*Lo que se pide*
Escribe la continuación del fragmento de origen, el texto sobre la participación de CEMEX en la política de Bucaramanga, a partir de su última frase.

*Fragmento de origen*
----

Entre tanta singularidad que envuelve por estos tiempos a Bucaramanga, los ciudadanos, ahora, habitamos atónitos con la participación activa de la multinacional cementera en política. Concebido en el mismo milagro que convirtió al Alcalde protector de corruptos en el adalid de la transparencia, CEMEX también fue iluminada por el espíritu santo y amplio su ´objeto social´ para poder aspirar a la Alcaldía de Bucaramanga.

Según el portal de análisis La Silla Vacía, la empresa constructora financiará una encuesta privada para medir la aceptación de los precandidatos que desean su guiño y dolaritos. Un payaso, un desconocido, un párvulo y un bolero se pelean el liderato del escrutinio. Bendito Jesucristo. ¿Qué nos esperará en adelante? Ah si… los obeliscos.

----

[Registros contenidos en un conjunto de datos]
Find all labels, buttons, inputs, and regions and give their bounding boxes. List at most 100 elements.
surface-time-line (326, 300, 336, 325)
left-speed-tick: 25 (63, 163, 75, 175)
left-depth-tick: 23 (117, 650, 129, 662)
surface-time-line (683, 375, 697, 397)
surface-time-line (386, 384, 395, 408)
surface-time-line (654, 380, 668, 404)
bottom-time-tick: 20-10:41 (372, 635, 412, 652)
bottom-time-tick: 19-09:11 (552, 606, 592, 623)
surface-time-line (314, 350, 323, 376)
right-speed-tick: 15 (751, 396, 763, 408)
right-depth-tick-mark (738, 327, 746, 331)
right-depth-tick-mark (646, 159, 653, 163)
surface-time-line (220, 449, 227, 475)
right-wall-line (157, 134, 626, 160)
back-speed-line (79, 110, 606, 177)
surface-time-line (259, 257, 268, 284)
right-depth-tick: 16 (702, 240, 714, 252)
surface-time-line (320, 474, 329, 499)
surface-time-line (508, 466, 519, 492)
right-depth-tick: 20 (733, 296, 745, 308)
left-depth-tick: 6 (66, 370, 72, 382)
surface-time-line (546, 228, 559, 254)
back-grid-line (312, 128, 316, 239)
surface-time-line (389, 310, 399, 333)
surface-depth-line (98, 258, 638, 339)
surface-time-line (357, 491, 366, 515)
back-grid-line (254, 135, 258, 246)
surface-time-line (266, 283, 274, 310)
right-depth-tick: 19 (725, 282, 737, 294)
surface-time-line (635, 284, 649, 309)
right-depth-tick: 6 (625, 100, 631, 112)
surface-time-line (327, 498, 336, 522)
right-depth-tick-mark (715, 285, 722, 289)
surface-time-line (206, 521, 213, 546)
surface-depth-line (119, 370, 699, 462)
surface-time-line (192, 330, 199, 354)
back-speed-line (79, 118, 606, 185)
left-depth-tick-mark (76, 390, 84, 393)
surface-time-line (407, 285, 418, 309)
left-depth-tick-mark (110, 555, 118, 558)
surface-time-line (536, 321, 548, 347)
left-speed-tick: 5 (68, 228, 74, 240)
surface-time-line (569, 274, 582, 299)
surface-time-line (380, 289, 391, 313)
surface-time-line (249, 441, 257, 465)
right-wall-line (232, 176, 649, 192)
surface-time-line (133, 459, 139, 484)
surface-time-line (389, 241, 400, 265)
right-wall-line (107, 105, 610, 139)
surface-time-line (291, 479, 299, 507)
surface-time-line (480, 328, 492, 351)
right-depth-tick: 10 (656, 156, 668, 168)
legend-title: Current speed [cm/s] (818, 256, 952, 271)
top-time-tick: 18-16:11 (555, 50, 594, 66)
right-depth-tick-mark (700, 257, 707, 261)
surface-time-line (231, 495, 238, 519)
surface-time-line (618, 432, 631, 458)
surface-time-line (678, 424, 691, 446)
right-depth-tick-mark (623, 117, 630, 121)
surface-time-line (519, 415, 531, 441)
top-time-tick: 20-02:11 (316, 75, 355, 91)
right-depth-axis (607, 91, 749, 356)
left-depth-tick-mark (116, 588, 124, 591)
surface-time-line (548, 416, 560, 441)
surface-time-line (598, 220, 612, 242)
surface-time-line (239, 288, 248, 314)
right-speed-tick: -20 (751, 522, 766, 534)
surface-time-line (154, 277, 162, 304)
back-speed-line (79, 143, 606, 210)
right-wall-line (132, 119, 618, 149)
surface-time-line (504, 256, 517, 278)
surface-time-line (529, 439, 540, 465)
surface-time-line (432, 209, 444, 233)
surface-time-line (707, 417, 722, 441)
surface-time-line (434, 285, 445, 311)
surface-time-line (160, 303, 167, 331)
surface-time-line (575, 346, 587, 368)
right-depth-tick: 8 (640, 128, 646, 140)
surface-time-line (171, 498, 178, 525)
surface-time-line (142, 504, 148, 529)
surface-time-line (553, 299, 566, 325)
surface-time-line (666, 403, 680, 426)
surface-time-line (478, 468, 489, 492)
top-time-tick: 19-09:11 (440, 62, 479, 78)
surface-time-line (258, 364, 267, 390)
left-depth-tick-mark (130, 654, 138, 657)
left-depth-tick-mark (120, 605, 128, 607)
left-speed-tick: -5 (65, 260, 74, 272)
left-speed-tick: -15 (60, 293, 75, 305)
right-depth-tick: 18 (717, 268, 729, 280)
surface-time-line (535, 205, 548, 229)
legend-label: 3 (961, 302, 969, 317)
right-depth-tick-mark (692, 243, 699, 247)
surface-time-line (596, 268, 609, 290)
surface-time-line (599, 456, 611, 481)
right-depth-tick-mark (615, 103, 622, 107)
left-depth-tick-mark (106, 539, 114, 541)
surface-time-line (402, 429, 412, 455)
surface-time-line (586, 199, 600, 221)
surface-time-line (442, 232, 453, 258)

----

*Problema resuelto*
En este escenario único de nuevo mundo con conductas destornilladas, no es de extrañar que en el balance democrático que se necesita para mantener el estado social de derecho, la empresa HOLCIM competencia natural de CEMEX, proponga sus candidatos propios; algo así, como el Frente Nacional. ¡No se asombre! en esta ciudad del descontrol, el Alcalde insulta ciudadanos, coge a trompadas a los Concejales, aumenta los impuestos y la gente aplaude. Mejor dicho, en adagios campesinos se diría: “Tanto hace el indio, que al fin lo ponen de Alcalde”.

Feliz pago del impuesto predial.

 

Fernando Martínez Arenas – Bucaramanga ciudad bonita.